*Short task*
Keep only the lines that hold the string "JSON", filtering out the rest of the entries below.

Entries taken from a collection
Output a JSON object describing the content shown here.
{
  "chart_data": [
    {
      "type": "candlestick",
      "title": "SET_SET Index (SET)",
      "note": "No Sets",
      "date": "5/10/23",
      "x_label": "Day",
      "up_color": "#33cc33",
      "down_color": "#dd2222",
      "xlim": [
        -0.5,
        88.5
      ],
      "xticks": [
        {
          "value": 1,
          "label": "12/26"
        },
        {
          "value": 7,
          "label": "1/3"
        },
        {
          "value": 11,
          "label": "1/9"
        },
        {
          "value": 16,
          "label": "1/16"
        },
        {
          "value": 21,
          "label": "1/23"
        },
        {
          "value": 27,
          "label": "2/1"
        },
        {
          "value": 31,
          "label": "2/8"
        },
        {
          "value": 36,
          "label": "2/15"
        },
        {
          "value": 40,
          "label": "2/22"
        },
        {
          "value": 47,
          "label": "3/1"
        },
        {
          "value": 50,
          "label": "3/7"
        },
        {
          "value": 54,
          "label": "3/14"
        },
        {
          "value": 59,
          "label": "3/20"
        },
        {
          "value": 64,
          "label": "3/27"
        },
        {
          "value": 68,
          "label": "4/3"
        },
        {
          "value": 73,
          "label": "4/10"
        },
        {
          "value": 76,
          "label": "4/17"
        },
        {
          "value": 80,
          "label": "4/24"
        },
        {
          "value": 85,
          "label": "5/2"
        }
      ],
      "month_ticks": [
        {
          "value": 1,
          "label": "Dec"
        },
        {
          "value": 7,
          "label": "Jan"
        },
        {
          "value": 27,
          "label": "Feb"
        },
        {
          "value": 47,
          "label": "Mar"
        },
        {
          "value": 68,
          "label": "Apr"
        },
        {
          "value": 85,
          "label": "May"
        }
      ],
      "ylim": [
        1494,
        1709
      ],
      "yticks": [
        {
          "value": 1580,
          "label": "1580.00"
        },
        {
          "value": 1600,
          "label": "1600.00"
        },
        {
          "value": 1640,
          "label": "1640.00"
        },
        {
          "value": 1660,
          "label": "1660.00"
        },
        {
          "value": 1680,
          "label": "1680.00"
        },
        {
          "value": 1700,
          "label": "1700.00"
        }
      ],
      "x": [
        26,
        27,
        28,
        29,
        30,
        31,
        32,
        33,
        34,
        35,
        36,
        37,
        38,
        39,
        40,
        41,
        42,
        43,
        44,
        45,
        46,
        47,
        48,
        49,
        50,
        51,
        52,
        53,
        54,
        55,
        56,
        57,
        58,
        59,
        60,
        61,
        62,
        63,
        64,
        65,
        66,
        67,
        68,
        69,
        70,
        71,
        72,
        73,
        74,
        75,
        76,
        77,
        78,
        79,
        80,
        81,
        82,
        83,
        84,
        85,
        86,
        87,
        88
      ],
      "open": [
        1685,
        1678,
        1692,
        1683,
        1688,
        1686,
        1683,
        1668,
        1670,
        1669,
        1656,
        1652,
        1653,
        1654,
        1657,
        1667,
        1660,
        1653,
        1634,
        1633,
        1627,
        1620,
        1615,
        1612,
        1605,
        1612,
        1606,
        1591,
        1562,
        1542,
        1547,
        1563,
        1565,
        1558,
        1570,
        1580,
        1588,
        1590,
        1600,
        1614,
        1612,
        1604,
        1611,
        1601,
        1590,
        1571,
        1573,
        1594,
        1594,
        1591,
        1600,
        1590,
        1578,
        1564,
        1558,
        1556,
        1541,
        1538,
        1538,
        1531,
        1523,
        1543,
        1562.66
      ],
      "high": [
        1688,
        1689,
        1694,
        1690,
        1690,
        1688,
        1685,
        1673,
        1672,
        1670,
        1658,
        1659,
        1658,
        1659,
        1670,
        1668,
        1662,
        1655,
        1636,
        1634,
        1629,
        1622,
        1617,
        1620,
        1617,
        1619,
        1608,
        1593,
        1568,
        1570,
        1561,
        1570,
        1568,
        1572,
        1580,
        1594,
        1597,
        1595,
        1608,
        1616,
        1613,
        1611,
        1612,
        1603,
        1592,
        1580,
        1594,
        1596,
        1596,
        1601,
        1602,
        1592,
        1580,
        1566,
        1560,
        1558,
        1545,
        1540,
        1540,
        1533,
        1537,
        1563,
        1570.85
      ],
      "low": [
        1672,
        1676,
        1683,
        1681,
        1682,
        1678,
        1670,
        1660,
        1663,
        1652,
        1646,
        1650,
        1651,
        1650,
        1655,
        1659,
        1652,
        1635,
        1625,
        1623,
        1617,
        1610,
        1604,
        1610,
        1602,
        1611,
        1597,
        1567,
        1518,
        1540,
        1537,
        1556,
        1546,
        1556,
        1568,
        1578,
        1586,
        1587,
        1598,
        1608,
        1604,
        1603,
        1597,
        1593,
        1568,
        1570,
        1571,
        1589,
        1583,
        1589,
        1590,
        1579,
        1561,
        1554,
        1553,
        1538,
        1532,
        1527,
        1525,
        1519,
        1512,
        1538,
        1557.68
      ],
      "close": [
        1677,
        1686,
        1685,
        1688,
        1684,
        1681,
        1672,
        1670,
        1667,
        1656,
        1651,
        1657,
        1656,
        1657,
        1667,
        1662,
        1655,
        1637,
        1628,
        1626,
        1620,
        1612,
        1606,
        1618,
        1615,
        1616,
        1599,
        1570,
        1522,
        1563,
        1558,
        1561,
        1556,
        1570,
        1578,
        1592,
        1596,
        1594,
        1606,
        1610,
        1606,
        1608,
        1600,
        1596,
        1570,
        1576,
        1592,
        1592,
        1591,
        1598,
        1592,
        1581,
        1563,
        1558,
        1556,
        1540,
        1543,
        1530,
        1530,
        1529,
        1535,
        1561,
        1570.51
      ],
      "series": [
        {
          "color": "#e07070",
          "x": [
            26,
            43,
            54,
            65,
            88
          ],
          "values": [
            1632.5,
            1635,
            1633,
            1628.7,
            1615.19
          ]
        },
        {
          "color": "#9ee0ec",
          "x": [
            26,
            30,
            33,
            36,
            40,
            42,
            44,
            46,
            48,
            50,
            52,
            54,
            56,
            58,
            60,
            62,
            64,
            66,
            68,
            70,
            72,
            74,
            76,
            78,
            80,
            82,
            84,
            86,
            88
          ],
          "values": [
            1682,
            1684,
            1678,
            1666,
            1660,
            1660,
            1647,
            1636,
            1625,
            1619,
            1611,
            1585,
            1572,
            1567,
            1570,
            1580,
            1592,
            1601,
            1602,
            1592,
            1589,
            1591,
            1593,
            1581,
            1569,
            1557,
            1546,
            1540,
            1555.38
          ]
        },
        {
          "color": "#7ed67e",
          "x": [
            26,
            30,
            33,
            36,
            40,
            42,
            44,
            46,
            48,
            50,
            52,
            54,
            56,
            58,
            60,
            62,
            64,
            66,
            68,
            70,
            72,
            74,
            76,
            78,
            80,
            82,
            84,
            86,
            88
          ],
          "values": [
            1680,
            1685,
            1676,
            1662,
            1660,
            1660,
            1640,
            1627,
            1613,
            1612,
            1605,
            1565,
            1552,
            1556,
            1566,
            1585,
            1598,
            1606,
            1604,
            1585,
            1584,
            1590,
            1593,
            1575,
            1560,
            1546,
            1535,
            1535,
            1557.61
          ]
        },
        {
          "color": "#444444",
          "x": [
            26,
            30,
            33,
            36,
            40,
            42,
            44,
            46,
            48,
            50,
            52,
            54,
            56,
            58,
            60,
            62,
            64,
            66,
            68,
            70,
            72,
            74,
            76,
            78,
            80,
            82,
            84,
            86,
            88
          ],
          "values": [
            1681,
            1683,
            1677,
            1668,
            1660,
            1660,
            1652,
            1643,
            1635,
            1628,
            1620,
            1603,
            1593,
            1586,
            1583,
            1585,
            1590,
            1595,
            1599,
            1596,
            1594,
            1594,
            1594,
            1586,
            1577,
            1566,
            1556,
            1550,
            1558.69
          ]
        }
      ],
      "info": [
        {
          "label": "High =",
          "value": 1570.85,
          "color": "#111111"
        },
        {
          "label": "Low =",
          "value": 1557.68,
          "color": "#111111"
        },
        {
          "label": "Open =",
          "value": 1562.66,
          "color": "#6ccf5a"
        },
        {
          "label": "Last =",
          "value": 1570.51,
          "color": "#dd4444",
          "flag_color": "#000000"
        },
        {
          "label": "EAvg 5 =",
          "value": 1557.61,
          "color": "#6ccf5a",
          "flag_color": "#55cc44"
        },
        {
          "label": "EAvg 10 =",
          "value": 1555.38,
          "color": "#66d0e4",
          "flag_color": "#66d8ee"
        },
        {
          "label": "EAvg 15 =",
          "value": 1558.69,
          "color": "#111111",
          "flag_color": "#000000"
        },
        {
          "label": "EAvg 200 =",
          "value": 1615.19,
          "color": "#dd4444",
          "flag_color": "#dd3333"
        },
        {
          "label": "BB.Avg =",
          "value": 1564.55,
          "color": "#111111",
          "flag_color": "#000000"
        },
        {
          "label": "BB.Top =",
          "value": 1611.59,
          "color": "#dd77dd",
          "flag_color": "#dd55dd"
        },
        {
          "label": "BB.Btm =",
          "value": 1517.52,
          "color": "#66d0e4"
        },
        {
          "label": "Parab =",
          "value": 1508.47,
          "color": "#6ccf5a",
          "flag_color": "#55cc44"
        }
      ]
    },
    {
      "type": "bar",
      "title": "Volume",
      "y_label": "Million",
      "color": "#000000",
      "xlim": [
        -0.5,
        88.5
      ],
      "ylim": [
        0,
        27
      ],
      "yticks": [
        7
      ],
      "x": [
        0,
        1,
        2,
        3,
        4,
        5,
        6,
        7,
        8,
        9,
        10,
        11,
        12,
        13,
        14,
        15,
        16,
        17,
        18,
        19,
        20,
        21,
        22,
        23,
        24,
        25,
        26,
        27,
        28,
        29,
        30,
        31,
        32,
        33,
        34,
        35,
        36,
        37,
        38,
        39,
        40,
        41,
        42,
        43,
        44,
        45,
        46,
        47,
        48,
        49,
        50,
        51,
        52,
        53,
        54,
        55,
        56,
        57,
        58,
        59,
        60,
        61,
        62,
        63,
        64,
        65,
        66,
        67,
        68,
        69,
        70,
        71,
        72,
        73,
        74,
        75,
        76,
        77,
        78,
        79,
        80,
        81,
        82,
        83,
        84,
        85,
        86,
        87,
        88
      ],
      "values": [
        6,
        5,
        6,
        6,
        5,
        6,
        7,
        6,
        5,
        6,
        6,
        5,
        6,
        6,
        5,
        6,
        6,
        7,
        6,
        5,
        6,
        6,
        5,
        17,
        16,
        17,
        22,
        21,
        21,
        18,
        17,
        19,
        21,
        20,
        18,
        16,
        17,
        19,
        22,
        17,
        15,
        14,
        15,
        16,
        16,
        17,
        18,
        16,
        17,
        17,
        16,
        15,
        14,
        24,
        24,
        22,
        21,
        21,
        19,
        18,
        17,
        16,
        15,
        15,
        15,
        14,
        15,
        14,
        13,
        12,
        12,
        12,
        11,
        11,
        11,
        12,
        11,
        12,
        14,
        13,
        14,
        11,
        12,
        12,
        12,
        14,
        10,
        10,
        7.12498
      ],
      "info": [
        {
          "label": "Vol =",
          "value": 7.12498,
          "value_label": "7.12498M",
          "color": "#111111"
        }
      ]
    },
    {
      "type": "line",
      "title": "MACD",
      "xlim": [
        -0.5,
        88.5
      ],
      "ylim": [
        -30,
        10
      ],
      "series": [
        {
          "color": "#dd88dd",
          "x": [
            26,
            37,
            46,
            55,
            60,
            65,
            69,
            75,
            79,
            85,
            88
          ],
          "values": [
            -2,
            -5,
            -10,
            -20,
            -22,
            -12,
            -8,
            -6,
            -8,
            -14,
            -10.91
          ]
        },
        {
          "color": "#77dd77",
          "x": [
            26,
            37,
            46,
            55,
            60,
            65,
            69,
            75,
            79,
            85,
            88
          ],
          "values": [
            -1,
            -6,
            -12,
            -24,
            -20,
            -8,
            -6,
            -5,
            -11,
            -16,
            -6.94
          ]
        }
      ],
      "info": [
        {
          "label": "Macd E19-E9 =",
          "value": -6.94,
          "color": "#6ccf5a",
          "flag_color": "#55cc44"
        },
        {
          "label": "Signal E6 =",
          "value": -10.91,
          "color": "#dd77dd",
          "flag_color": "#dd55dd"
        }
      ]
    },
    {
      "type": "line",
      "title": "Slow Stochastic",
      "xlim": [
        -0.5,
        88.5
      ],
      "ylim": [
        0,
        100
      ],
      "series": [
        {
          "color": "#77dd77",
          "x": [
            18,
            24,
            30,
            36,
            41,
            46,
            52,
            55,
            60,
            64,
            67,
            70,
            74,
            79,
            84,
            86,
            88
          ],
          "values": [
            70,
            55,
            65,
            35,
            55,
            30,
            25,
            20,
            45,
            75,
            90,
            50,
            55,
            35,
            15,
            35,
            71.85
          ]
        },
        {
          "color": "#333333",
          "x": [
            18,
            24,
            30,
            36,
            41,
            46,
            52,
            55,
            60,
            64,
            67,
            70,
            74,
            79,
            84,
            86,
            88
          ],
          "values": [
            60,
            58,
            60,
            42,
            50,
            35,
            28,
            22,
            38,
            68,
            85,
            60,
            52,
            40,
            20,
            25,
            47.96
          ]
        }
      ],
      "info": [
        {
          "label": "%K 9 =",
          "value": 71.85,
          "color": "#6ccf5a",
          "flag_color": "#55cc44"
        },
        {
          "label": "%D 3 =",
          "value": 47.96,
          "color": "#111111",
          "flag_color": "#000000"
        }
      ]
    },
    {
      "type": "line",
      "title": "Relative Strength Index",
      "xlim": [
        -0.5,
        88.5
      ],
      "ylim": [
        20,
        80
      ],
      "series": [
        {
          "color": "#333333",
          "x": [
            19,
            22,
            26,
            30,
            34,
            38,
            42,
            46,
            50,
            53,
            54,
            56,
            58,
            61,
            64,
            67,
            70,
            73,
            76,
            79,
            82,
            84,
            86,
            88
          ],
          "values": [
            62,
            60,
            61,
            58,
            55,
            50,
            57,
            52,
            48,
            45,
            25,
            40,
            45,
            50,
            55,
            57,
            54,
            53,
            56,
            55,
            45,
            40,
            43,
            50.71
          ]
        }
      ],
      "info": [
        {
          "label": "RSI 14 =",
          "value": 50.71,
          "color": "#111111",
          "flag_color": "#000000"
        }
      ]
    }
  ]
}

---

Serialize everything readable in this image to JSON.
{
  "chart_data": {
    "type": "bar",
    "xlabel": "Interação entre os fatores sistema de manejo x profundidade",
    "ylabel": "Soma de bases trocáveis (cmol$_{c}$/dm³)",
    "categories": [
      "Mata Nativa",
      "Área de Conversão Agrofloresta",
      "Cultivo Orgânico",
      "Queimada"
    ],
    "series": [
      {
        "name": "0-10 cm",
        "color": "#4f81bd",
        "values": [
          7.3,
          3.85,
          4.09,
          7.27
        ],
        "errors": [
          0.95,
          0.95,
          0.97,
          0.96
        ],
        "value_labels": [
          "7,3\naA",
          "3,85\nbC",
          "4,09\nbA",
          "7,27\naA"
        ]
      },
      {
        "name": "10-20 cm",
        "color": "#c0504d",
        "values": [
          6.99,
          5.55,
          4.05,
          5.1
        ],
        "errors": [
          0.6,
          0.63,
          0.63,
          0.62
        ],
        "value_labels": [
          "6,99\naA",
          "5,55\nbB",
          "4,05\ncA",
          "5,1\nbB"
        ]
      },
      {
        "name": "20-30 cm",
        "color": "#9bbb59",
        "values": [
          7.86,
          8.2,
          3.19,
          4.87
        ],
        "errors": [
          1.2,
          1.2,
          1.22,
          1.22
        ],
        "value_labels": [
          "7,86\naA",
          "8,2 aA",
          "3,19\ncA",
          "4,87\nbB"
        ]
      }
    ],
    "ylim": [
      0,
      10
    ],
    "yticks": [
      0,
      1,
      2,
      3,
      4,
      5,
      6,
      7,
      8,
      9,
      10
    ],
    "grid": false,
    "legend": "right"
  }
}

--

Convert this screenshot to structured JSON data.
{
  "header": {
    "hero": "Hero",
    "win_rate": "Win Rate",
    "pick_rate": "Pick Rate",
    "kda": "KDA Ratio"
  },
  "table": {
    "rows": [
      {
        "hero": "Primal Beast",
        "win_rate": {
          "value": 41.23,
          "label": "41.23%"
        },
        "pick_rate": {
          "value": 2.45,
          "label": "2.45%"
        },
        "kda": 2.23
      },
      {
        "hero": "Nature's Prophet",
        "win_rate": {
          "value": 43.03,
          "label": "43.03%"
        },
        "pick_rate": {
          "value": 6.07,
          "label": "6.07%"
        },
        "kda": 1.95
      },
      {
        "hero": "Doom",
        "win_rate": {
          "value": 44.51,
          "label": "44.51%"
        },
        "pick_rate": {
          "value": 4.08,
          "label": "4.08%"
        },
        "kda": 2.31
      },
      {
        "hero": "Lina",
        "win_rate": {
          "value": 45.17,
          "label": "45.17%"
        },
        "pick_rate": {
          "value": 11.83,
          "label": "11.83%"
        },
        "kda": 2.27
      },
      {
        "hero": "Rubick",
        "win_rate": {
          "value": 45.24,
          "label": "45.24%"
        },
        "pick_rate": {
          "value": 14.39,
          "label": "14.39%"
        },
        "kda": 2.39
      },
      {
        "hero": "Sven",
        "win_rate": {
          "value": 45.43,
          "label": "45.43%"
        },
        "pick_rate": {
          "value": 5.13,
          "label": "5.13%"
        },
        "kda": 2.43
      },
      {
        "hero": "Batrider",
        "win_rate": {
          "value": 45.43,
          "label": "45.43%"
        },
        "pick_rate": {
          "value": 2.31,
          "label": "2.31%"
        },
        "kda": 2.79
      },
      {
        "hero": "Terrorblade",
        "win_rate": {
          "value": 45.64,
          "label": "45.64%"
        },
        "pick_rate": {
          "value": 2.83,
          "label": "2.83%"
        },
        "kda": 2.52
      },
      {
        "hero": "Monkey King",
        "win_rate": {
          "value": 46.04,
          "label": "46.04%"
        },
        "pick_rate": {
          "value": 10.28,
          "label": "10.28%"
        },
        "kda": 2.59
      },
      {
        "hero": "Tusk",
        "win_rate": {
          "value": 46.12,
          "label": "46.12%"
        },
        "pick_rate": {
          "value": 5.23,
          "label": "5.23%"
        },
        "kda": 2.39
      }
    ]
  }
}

*The response*
Output a JSON object describing the content shown here.
Serialize everything readable in this image to JSON.
Convert this screenshot to structured JSON data.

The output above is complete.